» **Goal**
Gather all lines in the records below that include the word "Fire".

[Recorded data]
»»

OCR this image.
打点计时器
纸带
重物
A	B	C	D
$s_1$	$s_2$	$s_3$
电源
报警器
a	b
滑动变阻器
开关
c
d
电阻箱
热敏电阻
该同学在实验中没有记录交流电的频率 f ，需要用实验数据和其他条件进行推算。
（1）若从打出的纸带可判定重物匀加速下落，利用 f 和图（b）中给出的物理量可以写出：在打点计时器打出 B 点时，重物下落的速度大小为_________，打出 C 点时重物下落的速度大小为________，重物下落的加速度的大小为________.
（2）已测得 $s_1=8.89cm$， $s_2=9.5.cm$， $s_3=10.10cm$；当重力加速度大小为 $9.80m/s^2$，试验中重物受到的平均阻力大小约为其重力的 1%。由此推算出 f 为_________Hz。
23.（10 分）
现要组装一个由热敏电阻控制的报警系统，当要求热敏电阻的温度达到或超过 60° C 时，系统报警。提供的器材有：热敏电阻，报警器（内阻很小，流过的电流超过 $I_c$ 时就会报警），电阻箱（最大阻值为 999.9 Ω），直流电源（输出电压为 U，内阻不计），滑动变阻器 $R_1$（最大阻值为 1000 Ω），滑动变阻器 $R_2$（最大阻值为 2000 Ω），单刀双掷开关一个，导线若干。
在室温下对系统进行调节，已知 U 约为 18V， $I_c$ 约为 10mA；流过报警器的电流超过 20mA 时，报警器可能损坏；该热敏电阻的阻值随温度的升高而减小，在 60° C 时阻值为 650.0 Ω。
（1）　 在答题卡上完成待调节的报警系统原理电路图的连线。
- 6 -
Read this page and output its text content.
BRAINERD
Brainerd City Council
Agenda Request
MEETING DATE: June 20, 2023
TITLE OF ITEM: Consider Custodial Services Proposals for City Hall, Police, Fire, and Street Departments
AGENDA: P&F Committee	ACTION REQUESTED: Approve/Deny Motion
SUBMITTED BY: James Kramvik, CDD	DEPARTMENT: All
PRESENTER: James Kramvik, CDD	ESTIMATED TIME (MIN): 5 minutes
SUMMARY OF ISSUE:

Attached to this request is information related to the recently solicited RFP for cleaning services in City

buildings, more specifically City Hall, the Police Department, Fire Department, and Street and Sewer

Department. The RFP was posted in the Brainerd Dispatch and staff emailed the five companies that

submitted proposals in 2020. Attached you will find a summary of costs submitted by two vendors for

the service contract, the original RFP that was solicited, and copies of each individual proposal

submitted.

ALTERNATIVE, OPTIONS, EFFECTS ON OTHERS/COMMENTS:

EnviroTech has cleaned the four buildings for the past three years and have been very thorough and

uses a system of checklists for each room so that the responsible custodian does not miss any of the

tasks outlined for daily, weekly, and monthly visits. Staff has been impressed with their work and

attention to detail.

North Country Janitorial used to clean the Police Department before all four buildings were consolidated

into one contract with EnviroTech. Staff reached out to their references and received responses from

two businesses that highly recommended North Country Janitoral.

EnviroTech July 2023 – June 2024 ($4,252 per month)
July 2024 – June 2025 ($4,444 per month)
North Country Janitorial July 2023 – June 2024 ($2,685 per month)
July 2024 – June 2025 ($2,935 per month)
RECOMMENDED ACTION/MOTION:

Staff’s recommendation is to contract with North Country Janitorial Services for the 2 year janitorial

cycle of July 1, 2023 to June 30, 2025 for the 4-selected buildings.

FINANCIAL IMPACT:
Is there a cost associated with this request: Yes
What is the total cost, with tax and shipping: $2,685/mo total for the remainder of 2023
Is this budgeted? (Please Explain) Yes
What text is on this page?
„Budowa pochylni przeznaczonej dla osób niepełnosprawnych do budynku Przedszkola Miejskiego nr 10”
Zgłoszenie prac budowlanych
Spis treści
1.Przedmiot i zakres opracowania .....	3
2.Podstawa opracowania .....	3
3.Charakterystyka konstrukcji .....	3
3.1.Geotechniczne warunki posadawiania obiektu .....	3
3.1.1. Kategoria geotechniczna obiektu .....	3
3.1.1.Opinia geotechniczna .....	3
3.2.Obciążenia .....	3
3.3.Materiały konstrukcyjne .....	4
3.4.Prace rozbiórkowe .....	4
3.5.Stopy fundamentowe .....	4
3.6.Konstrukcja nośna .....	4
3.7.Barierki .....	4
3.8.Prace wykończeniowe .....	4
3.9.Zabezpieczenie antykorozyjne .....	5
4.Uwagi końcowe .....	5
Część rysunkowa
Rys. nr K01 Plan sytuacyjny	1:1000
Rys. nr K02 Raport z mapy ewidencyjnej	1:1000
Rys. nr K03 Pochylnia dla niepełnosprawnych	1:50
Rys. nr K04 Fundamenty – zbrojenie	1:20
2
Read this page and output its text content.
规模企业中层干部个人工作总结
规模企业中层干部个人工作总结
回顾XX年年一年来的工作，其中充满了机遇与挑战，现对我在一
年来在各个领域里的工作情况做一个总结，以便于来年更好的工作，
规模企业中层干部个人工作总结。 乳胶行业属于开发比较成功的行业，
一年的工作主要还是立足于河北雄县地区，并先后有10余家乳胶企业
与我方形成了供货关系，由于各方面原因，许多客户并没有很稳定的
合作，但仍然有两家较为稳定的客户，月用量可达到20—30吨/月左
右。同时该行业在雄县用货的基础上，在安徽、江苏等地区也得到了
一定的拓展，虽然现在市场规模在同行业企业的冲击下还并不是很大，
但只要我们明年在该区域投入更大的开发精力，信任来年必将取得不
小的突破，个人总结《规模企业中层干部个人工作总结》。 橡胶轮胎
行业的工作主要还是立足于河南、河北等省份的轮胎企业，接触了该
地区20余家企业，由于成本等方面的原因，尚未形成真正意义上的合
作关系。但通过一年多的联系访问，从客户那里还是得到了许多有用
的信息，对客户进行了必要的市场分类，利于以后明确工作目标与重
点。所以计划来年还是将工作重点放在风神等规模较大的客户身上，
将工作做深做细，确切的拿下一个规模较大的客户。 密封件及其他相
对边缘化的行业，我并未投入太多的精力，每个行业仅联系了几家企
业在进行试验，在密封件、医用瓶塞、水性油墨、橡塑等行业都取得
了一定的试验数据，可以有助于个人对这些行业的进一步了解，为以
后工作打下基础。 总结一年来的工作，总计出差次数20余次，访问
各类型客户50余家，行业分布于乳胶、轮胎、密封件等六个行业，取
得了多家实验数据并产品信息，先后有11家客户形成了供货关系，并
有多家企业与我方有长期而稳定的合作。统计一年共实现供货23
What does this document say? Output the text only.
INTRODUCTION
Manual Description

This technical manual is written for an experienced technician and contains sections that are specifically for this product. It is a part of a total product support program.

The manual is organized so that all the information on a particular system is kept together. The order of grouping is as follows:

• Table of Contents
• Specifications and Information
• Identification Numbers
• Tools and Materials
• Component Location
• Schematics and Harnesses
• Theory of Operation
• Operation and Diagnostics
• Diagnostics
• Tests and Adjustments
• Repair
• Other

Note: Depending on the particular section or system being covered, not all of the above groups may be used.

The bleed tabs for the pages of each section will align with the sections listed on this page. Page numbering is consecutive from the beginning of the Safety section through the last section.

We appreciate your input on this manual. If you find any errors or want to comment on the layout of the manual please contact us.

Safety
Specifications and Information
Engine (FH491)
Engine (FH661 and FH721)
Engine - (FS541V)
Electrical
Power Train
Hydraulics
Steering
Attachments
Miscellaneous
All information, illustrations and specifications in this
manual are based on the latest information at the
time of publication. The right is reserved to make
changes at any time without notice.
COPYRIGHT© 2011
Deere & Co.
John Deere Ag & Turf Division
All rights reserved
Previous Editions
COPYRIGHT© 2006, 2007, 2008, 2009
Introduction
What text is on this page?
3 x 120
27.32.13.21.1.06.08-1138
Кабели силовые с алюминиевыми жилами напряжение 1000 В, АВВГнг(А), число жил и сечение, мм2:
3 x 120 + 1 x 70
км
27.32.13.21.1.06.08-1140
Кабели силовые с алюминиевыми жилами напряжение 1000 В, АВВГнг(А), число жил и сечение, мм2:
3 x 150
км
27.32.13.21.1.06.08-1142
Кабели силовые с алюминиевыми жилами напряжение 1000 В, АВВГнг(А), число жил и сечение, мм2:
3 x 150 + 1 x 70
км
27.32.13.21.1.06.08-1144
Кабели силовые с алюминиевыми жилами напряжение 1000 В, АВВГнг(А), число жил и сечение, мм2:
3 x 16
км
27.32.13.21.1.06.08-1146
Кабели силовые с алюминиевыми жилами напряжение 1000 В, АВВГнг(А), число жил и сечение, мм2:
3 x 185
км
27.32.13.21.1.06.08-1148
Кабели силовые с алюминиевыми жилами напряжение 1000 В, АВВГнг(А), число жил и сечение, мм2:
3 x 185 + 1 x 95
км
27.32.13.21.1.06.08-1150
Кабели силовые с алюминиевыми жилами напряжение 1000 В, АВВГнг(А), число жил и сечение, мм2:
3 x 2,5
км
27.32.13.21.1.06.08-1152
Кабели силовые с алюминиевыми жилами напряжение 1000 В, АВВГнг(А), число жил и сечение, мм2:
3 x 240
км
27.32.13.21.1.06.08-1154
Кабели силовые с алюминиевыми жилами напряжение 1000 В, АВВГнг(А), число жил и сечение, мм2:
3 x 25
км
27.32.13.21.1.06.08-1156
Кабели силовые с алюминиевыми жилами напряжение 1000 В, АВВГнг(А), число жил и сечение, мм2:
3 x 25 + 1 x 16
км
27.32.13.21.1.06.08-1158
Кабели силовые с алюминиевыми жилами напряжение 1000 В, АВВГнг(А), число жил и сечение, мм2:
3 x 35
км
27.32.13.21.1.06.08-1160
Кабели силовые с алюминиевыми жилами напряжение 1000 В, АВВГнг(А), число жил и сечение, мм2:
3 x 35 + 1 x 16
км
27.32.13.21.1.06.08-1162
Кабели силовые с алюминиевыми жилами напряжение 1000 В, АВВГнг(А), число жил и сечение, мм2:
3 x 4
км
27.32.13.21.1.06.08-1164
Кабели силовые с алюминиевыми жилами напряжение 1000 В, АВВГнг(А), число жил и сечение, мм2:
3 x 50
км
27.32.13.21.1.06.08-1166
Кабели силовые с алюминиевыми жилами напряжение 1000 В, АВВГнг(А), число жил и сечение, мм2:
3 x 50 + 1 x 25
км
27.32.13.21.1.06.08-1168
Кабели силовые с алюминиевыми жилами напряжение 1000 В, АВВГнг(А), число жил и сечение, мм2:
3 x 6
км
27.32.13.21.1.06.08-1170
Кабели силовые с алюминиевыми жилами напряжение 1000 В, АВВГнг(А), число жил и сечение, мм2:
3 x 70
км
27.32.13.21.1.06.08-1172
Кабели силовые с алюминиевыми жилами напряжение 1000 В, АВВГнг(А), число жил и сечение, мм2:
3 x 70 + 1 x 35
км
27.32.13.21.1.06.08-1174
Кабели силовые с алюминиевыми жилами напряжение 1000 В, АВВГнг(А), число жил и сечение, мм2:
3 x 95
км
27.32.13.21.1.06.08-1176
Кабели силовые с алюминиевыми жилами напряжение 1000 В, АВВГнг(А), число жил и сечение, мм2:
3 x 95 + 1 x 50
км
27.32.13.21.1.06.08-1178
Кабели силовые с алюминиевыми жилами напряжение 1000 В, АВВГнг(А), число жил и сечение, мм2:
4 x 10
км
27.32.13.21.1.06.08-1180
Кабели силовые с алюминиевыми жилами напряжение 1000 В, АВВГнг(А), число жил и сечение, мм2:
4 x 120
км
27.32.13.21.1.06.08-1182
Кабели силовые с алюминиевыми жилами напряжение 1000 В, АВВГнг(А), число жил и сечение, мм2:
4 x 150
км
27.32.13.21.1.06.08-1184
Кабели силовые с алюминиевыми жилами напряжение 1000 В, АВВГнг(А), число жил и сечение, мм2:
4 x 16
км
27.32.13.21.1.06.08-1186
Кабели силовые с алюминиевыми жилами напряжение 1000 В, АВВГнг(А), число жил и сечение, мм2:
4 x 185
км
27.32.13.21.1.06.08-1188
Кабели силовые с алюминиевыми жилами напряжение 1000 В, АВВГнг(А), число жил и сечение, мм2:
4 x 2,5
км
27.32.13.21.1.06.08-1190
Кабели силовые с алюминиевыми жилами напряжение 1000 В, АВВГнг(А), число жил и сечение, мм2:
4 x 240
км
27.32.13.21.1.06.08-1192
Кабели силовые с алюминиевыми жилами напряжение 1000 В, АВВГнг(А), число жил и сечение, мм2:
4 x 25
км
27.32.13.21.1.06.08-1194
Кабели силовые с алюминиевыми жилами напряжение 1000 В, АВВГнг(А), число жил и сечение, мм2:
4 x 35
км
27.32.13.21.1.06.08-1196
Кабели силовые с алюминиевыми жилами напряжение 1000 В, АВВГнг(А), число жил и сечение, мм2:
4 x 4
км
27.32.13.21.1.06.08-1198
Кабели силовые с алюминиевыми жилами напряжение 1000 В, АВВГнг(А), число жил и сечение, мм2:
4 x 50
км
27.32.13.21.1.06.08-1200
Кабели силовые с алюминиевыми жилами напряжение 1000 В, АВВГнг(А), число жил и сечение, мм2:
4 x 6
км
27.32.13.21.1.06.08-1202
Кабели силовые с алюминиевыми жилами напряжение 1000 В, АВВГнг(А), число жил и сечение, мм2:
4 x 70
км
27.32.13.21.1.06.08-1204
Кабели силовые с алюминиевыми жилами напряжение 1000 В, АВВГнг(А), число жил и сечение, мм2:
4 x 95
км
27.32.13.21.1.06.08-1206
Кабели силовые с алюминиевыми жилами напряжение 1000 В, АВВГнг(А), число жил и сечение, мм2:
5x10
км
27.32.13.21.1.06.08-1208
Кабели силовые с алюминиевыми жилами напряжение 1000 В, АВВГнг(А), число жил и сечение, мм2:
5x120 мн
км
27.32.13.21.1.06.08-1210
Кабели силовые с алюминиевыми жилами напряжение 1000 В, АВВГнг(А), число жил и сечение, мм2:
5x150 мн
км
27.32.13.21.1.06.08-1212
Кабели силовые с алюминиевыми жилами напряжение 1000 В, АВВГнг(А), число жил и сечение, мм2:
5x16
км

««

» **Output**
TITLE OF ITEM: Consider Custodial Services Proposals for City Hall, Police, Fire, and Street Departments
buildings, more specifically City Hall, the Police Department, Fire Department, and Street and Sewer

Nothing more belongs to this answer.